AIM
Below is a listing; write it out exactly and drop any images from it.

— START SOURCE MATERIAL —

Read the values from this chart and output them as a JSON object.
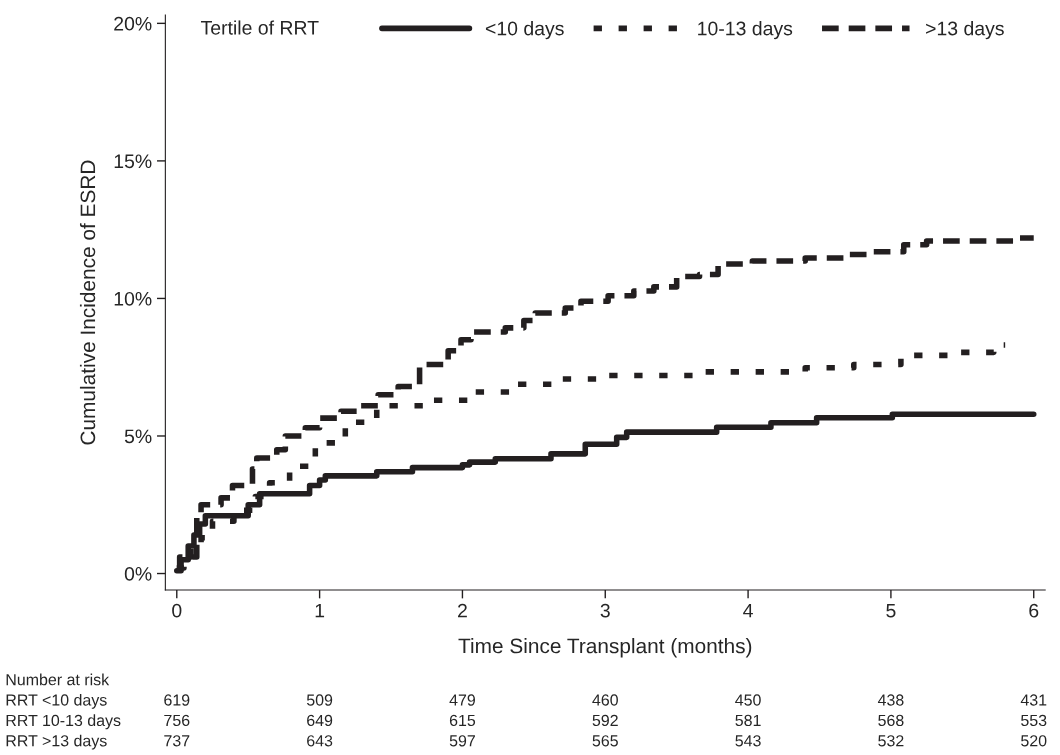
{
  "chart_data": {
    "type": "step",
    "xlabel": "Time Since Transplant (months)",
    "ylabel": "Cumulative Incidence of ESRD",
    "legend_title": "Tertile of RRT",
    "xlim": [
      -0.08,
      6.08
    ],
    "ylim": [
      -0.6,
      20.3
    ],
    "xticks": [
      0,
      1,
      2,
      3,
      4,
      5,
      6
    ],
    "yticks": [
      {
        "value": 0,
        "label": "0%"
      },
      {
        "value": 5,
        "label": "5%"
      },
      {
        "value": 10,
        "label": "10%"
      },
      {
        "value": 15,
        "label": "15%"
      },
      {
        "value": 20,
        "label": "20%"
      }
    ],
    "grid": false,
    "legend": "top",
    "marker": "none",
    "series": [
      {
        "name": "<10 days",
        "color": "#231f20",
        "line_style": "solid",
        "x": [
          0,
          0.03,
          0.08,
          0.12,
          0.16,
          0.2,
          0.45,
          0.5,
          0.58,
          0.88,
          0.93,
          1.0,
          1.04,
          1.38,
          1.4,
          1.65,
          2.0,
          2.05,
          2.23,
          2.62,
          2.86,
          3.08,
          3.15,
          3.78,
          4.16,
          4.48,
          5.01,
          6.0
        ],
        "values": [
          0.1,
          0.5,
          1.0,
          1.4,
          1.8,
          2.1,
          2.1,
          2.5,
          2.9,
          2.9,
          3.2,
          3.4,
          3.55,
          3.55,
          3.7,
          3.85,
          3.95,
          4.05,
          4.17,
          4.35,
          4.7,
          4.95,
          5.14,
          5.32,
          5.48,
          5.66,
          5.79,
          5.79
        ]
      },
      {
        "name": "10-13 days",
        "color": "#231f20",
        "line_style": "dotted",
        "x": [
          0,
          0.05,
          0.1,
          0.17,
          0.25,
          0.4,
          0.55,
          0.65,
          0.79,
          0.97,
          1.18,
          1.4,
          1.75,
          2.05,
          2.34,
          2.65,
          2.98,
          3.36,
          3.69,
          4.06,
          4.4,
          4.74,
          5.07,
          5.4,
          5.72,
          5.8
        ],
        "values": [
          0.2,
          0.6,
          0.9,
          1.3,
          1.9,
          2.3,
          2.8,
          3.3,
          3.9,
          4.75,
          5.5,
          6.1,
          6.3,
          6.6,
          6.88,
          7.07,
          7.2,
          7.2,
          7.33,
          7.33,
          7.48,
          7.6,
          7.93,
          8.04,
          8.31,
          8.31
        ]
      },
      {
        "name": ">13 days",
        "color": "#231f20",
        "line_style": "dashed",
        "x": [
          0,
          0.02,
          0.14,
          0.17,
          0.31,
          0.39,
          0.53,
          0.56,
          0.7,
          0.76,
          0.9,
          1.0,
          1.15,
          1.27,
          1.41,
          1.55,
          1.7,
          1.9,
          1.99,
          2.06,
          2.3,
          2.43,
          2.51,
          2.72,
          2.83,
          3.02,
          3.2,
          3.34,
          3.5,
          3.66,
          3.79,
          4.03,
          4.4,
          4.7,
          4.83,
          5.09,
          5.25,
          5.89,
          6.0
        ],
        "values": [
          0.2,
          0.6,
          2.2,
          2.5,
          2.75,
          3.2,
          3.8,
          4.2,
          4.5,
          5.0,
          5.3,
          5.65,
          5.9,
          6.1,
          6.5,
          6.8,
          7.6,
          8.1,
          8.5,
          8.78,
          8.93,
          9.2,
          9.47,
          9.65,
          9.9,
          10.1,
          10.27,
          10.42,
          10.8,
          10.87,
          11.25,
          11.36,
          11.47,
          11.6,
          11.7,
          11.95,
          12.09,
          12.2,
          12.2
        ]
      }
    ],
    "annotations": [
      "Number at risk",
      "RRT <10 days",
      "619",
      "509",
      "479",
      "460",
      "450",
      "438",
      "431",
      "RRT 10-13 days",
      "756",
      "649",
      "615",
      "592",
      "581",
      "568",
      "553",
      "RRT >13 days",
      "737",
      "643",
      "597",
      "565",
      "543",
      "532",
      "520"
    ]
  }
}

— END SOURCE MATERIAL —

SOLUTION
Read the values from this chart and output them as a JSON object.
{
  "chart_data": {
    "type": "step",
    "xlabel": "Time Since Transplant (months)",
    "ylabel": "Cumulative Incidence of ESRD",
    "legend_title": "Tertile of RRT",
    "xlim": [
      -0.08,
      6.08
    ],
    "ylim": [
      -0.6,
      20.3
    ],
    "xticks": [
      0,
      1,
      2,
      3,
      4,
      5,
      6
    ],
    "yticks": [
      {
        "value": 0,
        "label": "0%"
      },
      {
        "value": 5,
        "label": "5%"
      },
      {
        "value": 10,
        "label": "10%"
      },
      {
        "value": 15,
        "label": "15%"
      },
      {
        "value": 20,
        "label": "20%"
      }
    ],
    "grid": false,
    "legend": "top",
    "marker": "none",
    "series": [
      {
        "name": "<10 days",
        "color": "#231f20",
        "line_style": "solid",
        "x": [
          0,
          0.03,
          0.08,
          0.12,
          0.16,
          0.2,
          0.45,
          0.5,
          0.58,
          0.88,
          0.93,
          1.0,
          1.04,
          1.38,
          1.4,
          1.65,
          2.0,
          2.05,
          2.23,
          2.62,
          2.86,
          3.08,
          3.15,
          3.78,
          4.16,
          4.48,
          5.01,
          6.0
        ],
        "values": [
          0.1,
          0.5,
          1.0,
          1.4,
          1.8,
          2.1,
          2.1,
          2.5,
          2.9,
          2.9,
          3.2,
          3.4,
          3.55,
          3.55,
          3.7,
          3.85,
          3.95,
          4.05,
          4.17,
          4.35,
          4.7,
          4.95,
          5.14,
          5.32,
          5.48,
          5.66,
          5.79,
          5.79
        ]
      },
      {
        "name": "10-13 days",
        "color": "#231f20",
        "line_style": "dotted",
        "x": [
          0,
          0.05,
          0.1,
          0.17,
          0.25,
          0.4,
          0.55,
          0.65,
          0.79,
          0.97,
          1.18,
          1.4,
          1.75,
          2.05,
          2.34,
          2.65,
          2.98,
          3.36,
          3.69,
          4.06,
          4.4,
          4.74,
          5.07,
          5.4,
          5.72,
          5.8
        ],
        "values": [
          0.2,
          0.6,
          0.9,
          1.3,
          1.9,
          2.3,
          2.8,
          3.3,
          3.9,
          4.75,
          5.5,
          6.1,
          6.3,
          6.6,
          6.88,
          7.07,
          7.2,
          7.2,
          7.33,
          7.33,
          7.48,
          7.6,
          7.93,
          8.04,
          8.31,
          8.31
        ]
      },
      {
        "name": ">13 days",
        "color": "#231f20",
        "line_style": "dashed",
        "x": [
          0,
          0.02,
          0.14,
          0.17,
          0.31,
          0.39,
          0.53,
          0.56,
          0.7,
          0.76,
          0.9,
          1.0,
          1.15,
          1.27,
          1.41,
          1.55,
          1.7,
          1.9,
          1.99,
          2.06,
          2.3,
          2.43,
          2.51,
          2.72,
          2.83,
          3.02,
          3.2,
          3.34,
          3.5,
          3.66,
          3.79,
          4.03,
          4.4,
          4.7,
          4.83,
          5.09,
          5.25,
          5.89,
          6.0
        ],
        "values": [
          0.2,
          0.6,
          2.2,
          2.5,
          2.75,
          3.2,
          3.8,
          4.2,
          4.5,
          5.0,
          5.3,
          5.65,
          5.9,
          6.1,
          6.5,
          6.8,
          7.6,
          8.1,
          8.5,
          8.78,
          8.93,
          9.2,
          9.47,
          9.65,
          9.9,
          10.1,
          10.27,
          10.42,
          10.8,
          10.87,
          11.25,
          11.36,
          11.47,
          11.6,
          11.7,
          11.95,
          12.09,
          12.2,
          12.2
        ]
      }
    ],
    "annotations": [
      "Number at risk",
      "RRT <10 days",
      "619",
      "509",
      "479",
      "460",
      "450",
      "438",
      "431",
      "RRT 10-13 days",
      "756",
      "649",
      "615",
      "592",
      "581",
      "568",
      "553",
      "RRT >13 days",
      "737",
      "643",
      "597",
      "565",
      "543",
      "532",
      "520"
    ]
  }
}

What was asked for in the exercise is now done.